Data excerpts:
• • • • •
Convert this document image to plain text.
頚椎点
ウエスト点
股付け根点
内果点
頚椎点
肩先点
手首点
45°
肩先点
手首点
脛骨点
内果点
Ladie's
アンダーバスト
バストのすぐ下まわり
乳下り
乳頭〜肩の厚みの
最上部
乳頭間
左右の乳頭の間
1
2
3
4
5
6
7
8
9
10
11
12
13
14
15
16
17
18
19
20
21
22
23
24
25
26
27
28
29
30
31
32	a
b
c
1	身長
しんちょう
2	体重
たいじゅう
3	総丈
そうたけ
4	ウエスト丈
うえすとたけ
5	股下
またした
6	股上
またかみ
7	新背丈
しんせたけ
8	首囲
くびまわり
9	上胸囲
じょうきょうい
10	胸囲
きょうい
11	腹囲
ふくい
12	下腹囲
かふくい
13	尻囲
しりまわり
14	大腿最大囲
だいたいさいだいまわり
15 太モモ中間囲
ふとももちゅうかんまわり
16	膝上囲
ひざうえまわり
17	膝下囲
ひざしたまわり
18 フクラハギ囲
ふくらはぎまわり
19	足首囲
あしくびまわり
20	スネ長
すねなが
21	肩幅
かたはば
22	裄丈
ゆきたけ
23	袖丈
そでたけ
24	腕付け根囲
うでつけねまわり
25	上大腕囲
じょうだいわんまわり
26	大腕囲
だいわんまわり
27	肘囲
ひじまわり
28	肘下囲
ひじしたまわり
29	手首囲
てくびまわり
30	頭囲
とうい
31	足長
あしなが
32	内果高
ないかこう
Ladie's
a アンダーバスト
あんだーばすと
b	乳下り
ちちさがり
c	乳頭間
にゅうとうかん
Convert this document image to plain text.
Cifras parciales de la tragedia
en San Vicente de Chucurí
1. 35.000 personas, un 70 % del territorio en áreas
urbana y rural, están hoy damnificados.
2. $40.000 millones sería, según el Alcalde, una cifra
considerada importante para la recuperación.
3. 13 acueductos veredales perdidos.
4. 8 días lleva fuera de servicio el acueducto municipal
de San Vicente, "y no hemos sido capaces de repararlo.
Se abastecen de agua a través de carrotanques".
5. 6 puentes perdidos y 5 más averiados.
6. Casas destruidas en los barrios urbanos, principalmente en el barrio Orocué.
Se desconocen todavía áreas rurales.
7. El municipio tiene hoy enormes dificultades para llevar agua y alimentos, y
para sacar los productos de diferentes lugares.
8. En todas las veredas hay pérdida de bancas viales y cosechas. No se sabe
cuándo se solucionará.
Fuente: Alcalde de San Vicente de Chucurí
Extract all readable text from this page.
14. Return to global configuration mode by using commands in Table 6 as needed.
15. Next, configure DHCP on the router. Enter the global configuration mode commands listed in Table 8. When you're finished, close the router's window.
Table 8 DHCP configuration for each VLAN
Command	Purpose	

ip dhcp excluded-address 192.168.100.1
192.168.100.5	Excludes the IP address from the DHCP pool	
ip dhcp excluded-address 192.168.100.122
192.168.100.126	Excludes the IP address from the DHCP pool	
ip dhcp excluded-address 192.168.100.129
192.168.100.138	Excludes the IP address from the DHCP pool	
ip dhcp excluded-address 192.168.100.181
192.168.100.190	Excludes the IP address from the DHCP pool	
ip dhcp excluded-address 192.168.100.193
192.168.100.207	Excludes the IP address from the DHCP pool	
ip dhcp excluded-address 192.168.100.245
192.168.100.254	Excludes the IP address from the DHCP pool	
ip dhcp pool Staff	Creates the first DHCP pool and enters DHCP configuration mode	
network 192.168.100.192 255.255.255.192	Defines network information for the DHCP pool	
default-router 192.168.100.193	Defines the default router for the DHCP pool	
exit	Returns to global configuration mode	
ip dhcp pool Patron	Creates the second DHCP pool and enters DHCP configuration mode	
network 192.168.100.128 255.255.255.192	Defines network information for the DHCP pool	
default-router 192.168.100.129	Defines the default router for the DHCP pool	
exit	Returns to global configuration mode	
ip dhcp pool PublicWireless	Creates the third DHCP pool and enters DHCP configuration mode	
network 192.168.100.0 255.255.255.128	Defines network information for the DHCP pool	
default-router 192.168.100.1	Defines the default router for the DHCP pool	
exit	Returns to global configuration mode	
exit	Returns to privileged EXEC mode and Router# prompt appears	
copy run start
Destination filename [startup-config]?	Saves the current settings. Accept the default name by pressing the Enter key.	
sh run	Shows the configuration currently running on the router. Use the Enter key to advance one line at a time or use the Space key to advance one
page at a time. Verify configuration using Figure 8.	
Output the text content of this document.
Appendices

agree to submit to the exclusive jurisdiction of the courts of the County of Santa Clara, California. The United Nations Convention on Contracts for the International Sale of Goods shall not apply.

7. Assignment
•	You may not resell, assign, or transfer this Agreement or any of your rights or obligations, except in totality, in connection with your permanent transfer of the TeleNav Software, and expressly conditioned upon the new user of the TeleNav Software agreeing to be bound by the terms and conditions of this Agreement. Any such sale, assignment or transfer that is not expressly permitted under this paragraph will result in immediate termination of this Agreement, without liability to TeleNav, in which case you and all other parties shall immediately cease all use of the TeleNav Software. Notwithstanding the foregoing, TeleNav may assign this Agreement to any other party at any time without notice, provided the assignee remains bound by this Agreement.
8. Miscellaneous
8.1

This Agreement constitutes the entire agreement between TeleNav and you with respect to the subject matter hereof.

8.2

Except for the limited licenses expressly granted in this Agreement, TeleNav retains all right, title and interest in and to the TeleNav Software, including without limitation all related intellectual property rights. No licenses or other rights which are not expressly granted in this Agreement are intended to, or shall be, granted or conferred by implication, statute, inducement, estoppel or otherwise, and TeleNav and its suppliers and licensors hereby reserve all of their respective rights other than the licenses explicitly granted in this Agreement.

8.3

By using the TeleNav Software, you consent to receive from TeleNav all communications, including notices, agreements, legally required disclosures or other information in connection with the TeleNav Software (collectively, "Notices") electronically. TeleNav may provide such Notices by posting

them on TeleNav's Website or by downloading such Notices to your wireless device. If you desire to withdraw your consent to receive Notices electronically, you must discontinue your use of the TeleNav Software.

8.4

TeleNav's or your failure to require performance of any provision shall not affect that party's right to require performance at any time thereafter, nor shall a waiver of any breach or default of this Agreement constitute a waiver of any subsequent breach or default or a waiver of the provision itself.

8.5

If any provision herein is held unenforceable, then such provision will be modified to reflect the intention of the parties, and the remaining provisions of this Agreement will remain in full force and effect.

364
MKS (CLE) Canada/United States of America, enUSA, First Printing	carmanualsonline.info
• • • • •
Goal: Show the lines of the material that contain the word "text".

Exercise solution:
Convert this document image to plain text.
Convert this document image to plain text.
Extract all readable text from this page.
Output the text content of this document.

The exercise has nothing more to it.